### Information given

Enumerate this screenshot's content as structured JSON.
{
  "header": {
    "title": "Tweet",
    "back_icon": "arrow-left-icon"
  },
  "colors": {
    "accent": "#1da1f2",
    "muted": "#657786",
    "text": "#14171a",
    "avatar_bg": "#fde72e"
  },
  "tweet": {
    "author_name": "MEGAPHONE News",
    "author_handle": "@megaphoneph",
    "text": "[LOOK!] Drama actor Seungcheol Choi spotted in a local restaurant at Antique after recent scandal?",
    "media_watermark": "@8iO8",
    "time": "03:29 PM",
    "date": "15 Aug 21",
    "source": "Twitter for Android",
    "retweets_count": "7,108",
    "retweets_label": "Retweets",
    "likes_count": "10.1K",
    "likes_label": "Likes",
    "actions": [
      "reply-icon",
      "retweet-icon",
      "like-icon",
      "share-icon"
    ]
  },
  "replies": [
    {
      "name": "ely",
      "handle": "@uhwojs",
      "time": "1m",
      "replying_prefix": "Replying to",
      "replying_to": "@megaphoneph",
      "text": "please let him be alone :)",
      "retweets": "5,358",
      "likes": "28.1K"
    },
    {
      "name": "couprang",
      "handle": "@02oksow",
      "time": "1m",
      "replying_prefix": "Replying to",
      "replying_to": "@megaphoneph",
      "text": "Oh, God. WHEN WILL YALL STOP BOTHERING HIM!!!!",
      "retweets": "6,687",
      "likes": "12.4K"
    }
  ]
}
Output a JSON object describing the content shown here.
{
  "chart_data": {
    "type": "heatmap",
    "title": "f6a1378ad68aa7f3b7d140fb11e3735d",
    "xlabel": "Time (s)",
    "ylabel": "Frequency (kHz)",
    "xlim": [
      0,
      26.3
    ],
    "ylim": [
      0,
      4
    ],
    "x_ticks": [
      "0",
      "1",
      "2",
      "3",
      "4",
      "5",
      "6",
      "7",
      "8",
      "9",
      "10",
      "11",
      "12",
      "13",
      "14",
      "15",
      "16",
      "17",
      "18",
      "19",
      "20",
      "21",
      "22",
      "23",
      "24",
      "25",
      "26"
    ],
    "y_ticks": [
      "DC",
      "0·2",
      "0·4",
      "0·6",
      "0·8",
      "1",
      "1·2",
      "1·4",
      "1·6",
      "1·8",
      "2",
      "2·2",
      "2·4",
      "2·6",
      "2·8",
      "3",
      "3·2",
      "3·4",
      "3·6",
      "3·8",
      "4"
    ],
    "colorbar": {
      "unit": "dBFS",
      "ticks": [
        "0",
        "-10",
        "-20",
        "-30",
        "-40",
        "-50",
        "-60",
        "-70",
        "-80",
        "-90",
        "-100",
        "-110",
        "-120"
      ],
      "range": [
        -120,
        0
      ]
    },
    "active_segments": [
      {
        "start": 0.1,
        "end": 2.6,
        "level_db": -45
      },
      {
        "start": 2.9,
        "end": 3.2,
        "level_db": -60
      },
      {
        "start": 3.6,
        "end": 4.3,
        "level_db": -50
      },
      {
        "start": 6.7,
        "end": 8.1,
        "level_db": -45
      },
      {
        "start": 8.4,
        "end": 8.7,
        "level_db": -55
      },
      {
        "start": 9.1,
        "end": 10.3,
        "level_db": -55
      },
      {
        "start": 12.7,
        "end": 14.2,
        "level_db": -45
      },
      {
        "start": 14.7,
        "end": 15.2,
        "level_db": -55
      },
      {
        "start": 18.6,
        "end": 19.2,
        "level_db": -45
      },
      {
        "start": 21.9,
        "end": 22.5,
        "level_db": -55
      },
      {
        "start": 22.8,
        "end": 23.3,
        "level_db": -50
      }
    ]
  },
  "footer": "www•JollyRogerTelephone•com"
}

### Work to do
Reproduce every record above exactly as it appears.

### Response for this exercise
Enumerate this screenshot's content as structured JSON.
{
  "header": {
    "title": "Tweet",
    "back_icon": "arrow-left-icon"
  },
  "colors": {
    "accent": "#1da1f2",
    "muted": "#657786",
    "text": "#14171a",
    "avatar_bg": "#fde72e"
  },
  "tweet": {
    "author_name": "MEGAPHONE News",
    "author_handle": "@megaphoneph",
    "text": "[LOOK!] Drama actor Seungcheol Choi spotted in a local restaurant at Antique after recent scandal?",
    "media_watermark": "@8iO8",
    "time": "03:29 PM",
    "date": "15 Aug 21",
    "source": "Twitter for Android",
    "retweets_count": "7,108",
    "retweets_label": "Retweets",
    "likes_count": "10.1K",
    "likes_label": "Likes",
    "actions": [
      "reply-icon",
      "retweet-icon",
      "like-icon",
      "share-icon"
    ]
  },
  "replies": [
    {
      "name": "ely",
      "handle": "@uhwojs",
      "time": "1m",
      "replying_prefix": "Replying to",
      "replying_to": "@megaphoneph",
      "text": "please let him be alone :)",
      "retweets": "5,358",
      "likes": "28.1K"
    },
    {
      "name": "couprang",
      "handle": "@02oksow",
      "time": "1m",
      "replying_prefix": "Replying to",
      "replying_to": "@megaphoneph",
      "text": "Oh, God. WHEN WILL YALL STOP BOTHERING HIM!!!!",
      "retweets": "6,687",
      "likes": "12.4K"
    }
  ]
}
Output a JSON object describing the content shown here.
{
  "chart_data": {
    "type": "heatmap",
    "title": "f6a1378ad68aa7f3b7d140fb11e3735d",
    "xlabel": "Time (s)",
    "ylabel": "Frequency (kHz)",
    "xlim": [
      0,
      26.3
    ],
    "ylim": [
      0,
      4
    ],
    "x_ticks": [
      "0",
      "1",
      "2",
      "3",
      "4",
      "5",
      "6",
      "7",
      "8",
      "9",
      "10",
      "11",
      "12",
      "13",
      "14",
      "15",
      "16",
      "17",
      "18",
      "19",
      "20",
      "21",
      "22",
      "23",
      "24",
      "25",
      "26"
    ],
    "y_ticks": [
      "DC",
      "0·2",
      "0·4",
      "0·6",
      "0·8",
      "1",
      "1·2",
      "1·4",
      "1·6",
      "1·8",
      "2",
      "2·2",
      "2·4",
      "2·6",
      "2·8",
      "3",
      "3·2",
      "3·4",
      "3·6",
      "3·8",
      "4"
    ],
    "colorbar": {
      "unit": "dBFS",
      "ticks": [
        "0",
        "-10",
        "-20",
        "-30",
        "-40",
        "-50",
        "-60",
        "-70",
        "-80",
        "-90",
        "-100",
        "-110",
        "-120"
      ],
      "range": [
        -120,
        0
      ]
    },
    "active_segments": [
      {
        "start": 0.1,
        "end": 2.6,
        "level_db": -45
      },
      {
        "start": 2.9,
        "end": 3.2,
        "level_db": -60
      },
      {
        "start": 3.6,
        "end": 4.3,
        "level_db": -50
      },
      {
        "start": 6.7,
        "end": 8.1,
        "level_db": -45
      },
      {
        "start": 8.4,
        "end": 8.7,
        "level_db": -55
      },
      {
        "start": 9.1,
        "end": 10.3,
        "level_db": -55
      },
      {
        "start": 12.7,
        "end": 14.2,
        "level_db": -45
      },
      {
        "start": 14.7,
        "end": 15.2,
        "level_db": -55
      },
      {
        "start": 18.6,
        "end": 19.2,
        "level_db": -45
      },
      {
        "start": 21.9,
        "end": 22.5,
        "level_db": -55
      },
      {
        "start": 22.8,
        "end": 23.3,
        "level_db": -50
      }
    ]
  },
  "footer": "www•JollyRogerTelephone•com"
}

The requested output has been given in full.